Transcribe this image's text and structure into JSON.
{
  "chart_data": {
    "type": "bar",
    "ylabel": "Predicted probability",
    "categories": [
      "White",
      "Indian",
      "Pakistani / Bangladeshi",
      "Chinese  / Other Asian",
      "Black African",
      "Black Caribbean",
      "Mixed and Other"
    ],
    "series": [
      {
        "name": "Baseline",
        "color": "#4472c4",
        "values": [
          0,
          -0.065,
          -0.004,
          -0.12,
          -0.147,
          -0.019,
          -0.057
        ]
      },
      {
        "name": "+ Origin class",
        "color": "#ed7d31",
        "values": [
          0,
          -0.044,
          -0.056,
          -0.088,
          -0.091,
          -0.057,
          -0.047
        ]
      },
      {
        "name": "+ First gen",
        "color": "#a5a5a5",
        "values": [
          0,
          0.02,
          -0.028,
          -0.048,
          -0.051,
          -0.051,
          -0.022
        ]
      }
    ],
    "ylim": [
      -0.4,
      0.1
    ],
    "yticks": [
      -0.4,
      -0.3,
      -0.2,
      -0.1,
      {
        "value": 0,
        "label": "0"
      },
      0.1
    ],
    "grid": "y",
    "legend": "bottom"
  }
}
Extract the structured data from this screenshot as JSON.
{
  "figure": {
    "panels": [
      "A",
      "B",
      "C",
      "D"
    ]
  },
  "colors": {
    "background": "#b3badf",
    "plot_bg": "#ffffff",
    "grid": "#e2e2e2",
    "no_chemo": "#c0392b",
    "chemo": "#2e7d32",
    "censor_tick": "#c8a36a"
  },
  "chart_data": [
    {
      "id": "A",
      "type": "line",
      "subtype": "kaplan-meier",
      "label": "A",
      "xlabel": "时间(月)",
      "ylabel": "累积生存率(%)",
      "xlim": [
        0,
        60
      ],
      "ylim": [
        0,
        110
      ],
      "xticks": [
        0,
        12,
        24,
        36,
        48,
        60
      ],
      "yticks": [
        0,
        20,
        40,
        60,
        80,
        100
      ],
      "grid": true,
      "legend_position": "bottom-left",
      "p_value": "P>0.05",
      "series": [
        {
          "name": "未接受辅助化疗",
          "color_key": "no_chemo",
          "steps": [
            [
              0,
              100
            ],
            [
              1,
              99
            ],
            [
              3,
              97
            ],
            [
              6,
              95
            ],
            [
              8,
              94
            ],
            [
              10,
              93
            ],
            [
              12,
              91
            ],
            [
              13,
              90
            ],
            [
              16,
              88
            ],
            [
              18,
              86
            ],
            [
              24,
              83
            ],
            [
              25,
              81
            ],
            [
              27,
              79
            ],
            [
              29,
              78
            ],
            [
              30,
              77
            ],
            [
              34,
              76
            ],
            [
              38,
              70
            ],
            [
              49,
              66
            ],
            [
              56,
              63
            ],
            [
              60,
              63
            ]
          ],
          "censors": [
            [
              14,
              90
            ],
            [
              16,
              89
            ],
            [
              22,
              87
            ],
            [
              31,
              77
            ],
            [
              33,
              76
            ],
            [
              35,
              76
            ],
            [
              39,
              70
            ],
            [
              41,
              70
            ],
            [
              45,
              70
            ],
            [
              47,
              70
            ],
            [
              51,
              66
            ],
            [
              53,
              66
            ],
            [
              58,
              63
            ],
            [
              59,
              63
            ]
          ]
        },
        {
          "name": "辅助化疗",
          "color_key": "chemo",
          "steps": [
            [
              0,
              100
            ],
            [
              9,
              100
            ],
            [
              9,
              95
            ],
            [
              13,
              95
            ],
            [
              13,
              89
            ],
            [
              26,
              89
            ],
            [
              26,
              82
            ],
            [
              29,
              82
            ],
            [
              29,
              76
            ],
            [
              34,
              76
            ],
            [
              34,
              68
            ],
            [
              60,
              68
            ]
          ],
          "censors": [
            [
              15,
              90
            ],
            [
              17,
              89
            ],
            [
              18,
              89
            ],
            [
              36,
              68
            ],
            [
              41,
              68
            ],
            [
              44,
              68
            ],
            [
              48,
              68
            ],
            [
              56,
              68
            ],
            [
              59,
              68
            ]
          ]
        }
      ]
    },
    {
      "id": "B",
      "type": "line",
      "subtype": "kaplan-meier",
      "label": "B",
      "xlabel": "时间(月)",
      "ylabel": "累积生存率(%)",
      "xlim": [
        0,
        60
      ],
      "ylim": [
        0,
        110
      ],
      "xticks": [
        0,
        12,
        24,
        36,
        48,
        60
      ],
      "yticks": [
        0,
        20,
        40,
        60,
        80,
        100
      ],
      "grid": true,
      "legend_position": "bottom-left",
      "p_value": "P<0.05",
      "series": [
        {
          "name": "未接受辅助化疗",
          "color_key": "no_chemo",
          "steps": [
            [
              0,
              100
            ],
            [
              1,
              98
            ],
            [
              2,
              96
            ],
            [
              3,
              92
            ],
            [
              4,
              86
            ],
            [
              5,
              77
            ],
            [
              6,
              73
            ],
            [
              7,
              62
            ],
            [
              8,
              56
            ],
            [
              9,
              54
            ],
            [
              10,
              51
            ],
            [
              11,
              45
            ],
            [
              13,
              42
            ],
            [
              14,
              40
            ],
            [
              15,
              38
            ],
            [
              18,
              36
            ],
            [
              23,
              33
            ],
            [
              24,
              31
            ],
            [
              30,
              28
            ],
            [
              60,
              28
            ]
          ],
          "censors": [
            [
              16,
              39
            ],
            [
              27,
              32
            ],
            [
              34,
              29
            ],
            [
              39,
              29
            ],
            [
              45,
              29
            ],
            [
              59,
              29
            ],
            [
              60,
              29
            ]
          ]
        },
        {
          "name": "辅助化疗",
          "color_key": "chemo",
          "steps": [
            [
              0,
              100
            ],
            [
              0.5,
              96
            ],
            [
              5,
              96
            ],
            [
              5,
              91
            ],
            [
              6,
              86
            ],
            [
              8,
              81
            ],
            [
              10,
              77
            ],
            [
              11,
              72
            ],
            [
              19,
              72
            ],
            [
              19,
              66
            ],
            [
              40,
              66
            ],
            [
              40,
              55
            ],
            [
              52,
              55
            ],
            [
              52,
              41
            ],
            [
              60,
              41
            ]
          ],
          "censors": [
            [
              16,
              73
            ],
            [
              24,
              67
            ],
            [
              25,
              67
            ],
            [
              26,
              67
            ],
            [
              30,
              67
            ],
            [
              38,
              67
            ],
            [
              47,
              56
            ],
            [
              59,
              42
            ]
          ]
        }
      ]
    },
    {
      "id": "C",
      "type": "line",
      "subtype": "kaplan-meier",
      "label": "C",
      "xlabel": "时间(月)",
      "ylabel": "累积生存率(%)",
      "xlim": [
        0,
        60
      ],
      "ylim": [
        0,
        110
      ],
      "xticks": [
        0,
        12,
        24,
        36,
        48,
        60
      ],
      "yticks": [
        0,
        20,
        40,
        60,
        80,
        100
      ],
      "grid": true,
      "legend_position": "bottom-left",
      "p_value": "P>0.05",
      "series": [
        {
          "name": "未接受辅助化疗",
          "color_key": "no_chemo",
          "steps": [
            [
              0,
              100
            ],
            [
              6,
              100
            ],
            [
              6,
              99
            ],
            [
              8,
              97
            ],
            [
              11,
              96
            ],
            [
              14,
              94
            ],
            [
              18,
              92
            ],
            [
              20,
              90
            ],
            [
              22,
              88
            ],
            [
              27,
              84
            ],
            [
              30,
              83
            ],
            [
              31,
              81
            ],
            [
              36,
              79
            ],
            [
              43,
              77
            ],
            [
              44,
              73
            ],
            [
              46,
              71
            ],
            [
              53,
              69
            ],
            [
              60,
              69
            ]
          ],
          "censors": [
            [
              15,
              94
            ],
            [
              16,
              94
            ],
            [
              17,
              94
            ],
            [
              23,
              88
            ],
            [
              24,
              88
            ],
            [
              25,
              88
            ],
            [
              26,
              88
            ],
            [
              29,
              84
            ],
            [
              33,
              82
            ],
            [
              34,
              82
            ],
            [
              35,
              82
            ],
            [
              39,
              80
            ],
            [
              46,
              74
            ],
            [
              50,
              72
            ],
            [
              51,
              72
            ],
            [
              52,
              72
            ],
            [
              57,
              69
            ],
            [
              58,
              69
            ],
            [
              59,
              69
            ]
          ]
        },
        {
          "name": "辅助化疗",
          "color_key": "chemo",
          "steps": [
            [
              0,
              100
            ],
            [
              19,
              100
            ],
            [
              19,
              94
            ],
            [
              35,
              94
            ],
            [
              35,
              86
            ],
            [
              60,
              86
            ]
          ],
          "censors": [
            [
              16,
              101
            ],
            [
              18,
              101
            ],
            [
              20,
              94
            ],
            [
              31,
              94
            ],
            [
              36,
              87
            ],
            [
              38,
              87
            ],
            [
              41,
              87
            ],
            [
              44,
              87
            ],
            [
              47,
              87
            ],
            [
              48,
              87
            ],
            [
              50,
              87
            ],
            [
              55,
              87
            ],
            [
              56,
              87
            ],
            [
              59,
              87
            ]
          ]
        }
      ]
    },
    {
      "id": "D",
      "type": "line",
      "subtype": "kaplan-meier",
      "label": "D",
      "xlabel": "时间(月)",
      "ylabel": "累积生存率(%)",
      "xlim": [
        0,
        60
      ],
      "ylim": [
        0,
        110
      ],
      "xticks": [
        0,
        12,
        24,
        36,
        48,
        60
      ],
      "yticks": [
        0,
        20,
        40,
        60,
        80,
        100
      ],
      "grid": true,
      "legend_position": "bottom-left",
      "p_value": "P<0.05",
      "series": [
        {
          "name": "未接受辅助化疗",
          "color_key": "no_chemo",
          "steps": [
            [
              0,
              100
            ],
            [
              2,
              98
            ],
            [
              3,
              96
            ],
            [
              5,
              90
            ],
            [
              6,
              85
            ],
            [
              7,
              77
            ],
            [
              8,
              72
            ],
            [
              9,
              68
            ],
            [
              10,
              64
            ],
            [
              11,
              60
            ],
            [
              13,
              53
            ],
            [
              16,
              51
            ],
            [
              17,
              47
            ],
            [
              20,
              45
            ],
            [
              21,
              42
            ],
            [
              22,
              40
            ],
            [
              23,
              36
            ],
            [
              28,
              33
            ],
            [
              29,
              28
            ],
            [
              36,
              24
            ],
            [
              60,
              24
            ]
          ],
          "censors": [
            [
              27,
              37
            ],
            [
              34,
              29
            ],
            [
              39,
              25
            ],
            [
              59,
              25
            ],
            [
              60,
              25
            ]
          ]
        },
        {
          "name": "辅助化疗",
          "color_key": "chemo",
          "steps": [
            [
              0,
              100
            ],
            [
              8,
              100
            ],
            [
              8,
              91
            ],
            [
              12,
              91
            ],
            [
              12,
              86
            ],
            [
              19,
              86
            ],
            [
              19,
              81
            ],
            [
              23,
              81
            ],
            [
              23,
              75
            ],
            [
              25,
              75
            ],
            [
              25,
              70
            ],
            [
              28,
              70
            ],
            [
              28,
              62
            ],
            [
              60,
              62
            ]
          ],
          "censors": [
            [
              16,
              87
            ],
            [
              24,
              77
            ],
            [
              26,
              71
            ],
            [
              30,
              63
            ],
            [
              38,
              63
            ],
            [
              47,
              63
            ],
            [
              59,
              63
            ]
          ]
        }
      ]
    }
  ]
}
────────────────────
PROBLEM TO WORK ON
Search the data for the string "this". List each line that has it.

EXPECTED ANSWER
Transcribe this image's text and structure into JSON.
Extract the structured data from this screenshot as JSON.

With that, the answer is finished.